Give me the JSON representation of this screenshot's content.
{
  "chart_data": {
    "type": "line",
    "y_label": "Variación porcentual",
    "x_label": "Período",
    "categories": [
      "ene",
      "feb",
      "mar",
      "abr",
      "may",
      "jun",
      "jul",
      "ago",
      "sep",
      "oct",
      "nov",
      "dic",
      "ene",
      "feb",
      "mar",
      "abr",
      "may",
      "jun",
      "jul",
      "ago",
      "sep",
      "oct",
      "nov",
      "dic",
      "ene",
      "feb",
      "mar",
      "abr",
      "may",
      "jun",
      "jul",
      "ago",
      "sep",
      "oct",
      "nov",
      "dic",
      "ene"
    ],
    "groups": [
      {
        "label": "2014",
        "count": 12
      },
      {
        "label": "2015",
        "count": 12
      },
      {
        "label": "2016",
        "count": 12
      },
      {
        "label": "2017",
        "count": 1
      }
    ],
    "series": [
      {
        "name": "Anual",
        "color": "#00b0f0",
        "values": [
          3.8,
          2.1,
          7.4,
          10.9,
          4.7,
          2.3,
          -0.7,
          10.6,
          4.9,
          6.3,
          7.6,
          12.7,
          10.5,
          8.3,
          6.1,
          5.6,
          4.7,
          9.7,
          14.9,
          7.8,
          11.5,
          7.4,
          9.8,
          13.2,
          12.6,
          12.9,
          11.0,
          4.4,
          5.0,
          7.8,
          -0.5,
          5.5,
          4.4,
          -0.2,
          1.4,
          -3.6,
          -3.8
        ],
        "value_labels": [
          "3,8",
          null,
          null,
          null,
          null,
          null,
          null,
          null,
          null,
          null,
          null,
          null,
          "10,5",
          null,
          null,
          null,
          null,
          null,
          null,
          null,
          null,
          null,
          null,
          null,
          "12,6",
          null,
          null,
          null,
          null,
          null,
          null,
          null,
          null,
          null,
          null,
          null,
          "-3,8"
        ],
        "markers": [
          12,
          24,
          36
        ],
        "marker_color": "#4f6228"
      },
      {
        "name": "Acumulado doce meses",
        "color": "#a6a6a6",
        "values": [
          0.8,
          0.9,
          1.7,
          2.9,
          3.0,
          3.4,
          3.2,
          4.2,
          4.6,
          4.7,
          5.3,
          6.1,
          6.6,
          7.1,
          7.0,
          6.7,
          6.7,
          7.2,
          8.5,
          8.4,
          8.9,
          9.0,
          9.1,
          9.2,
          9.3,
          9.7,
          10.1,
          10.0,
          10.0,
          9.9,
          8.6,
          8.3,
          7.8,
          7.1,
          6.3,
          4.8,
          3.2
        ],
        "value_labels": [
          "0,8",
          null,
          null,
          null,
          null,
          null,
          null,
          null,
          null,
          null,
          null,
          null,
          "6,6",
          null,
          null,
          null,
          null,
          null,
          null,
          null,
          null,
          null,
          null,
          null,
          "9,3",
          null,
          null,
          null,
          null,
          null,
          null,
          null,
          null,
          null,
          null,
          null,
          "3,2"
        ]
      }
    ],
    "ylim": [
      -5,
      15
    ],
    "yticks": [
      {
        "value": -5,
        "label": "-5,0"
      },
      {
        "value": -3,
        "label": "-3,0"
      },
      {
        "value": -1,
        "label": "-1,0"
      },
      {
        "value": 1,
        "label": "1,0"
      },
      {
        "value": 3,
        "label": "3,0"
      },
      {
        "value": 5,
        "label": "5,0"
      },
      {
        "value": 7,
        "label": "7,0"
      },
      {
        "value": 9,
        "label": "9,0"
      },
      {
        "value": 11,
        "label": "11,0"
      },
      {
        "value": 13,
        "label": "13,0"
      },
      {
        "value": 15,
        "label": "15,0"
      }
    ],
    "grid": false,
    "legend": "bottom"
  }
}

SHORT PROBLEM.
Every record should be repeated exactly; please leave none out.

RESPONSE FOR THIS EXERCISE.
Give me the JSON representation of this screenshot's content.
{
  "chart_data": {
    "type": "line",
    "y_label": "Variación porcentual",
    "x_label": "Período",
    "categories": [
      "ene",
      "feb",
      "mar",
      "abr",
      "may",
      "jun",
      "jul",
      "ago",
      "sep",
      "oct",
      "nov",
      "dic",
      "ene",
      "feb",
      "mar",
      "abr",
      "may",
      "jun",
      "jul",
      "ago",
      "sep",
      "oct",
      "nov",
      "dic",
      "ene",
      "feb",
      "mar",
      "abr",
      "may",
      "jun",
      "jul",
      "ago",
      "sep",
      "oct",
      "nov",
      "dic",
      "ene"
    ],
    "groups": [
      {
        "label": "2014",
        "count": 12
      },
      {
        "label": "2015",
        "count": 12
      },
      {
        "label": "2016",
        "count": 12
      },
      {
        "label": "2017",
        "count": 1
      }
    ],
    "series": [
      {
        "name": "Anual",
        "color": "#00b0f0",
        "values": [
          3.8,
          2.1,
          7.4,
          10.9,
          4.7,
          2.3,
          -0.7,
          10.6,
          4.9,
          6.3,
          7.6,
          12.7,
          10.5,
          8.3,
          6.1,
          5.6,
          4.7,
          9.7,
          14.9,
          7.8,
          11.5,
          7.4,
          9.8,
          13.2,
          12.6,
          12.9,
          11.0,
          4.4,
          5.0,
          7.8,
          -0.5,
          5.5,
          4.4,
          -0.2,
          1.4,
          -3.6,
          -3.8
        ],
        "value_labels": [
          "3,8",
          null,
          null,
          null,
          null,
          null,
          null,
          null,
          null,
          null,
          null,
          null,
          "10,5",
          null,
          null,
          null,
          null,
          null,
          null,
          null,
          null,
          null,
          null,
          null,
          "12,6",
          null,
          null,
          null,
          null,
          null,
          null,
          null,
          null,
          null,
          null,
          null,
          "-3,8"
        ],
        "markers": [
          12,
          24,
          36
        ],
        "marker_color": "#4f6228"
      },
      {
        "name": "Acumulado doce meses",
        "color": "#a6a6a6",
        "values": [
          0.8,
          0.9,
          1.7,
          2.9,
          3.0,
          3.4,
          3.2,
          4.2,
          4.6,
          4.7,
          5.3,
          6.1,
          6.6,
          7.1,
          7.0,
          6.7,
          6.7,
          7.2,
          8.5,
          8.4,
          8.9,
          9.0,
          9.1,
          9.2,
          9.3,
          9.7,
          10.1,
          10.0,
          10.0,
          9.9,
          8.6,
          8.3,
          7.8,
          7.1,
          6.3,
          4.8,
          3.2
        ],
        "value_labels": [
          "0,8",
          null,
          null,
          null,
          null,
          null,
          null,
          null,
          null,
          null,
          null,
          null,
          "6,6",
          null,
          null,
          null,
          null,
          null,
          null,
          null,
          null,
          null,
          null,
          null,
          "9,3",
          null,
          null,
          null,
          null,
          null,
          null,
          null,
          null,
          null,
          null,
          null,
          "3,2"
        ]
      }
    ],
    "ylim": [
      -5,
      15
    ],
    "yticks": [
      {
        "value": -5,
        "label": "-5,0"
      },
      {
        "value": -3,
        "label": "-3,0"
      },
      {
        "value": -1,
        "label": "-1,0"
      },
      {
        "value": 1,
        "label": "1,0"
      },
      {
        "value": 3,
        "label": "3,0"
      },
      {
        "value": 5,
        "label": "5,0"
      },
      {
        "value": 7,
        "label": "7,0"
      },
      {
        "value": 9,
        "label": "9,0"
      },
      {
        "value": 11,
        "label": "11,0"
      },
      {
        "value": 13,
        "label": "13,0"
      },
      {
        "value": 15,
        "label": "15,0"
      }
    ],
    "grid": false,
    "legend": "bottom"
  }
}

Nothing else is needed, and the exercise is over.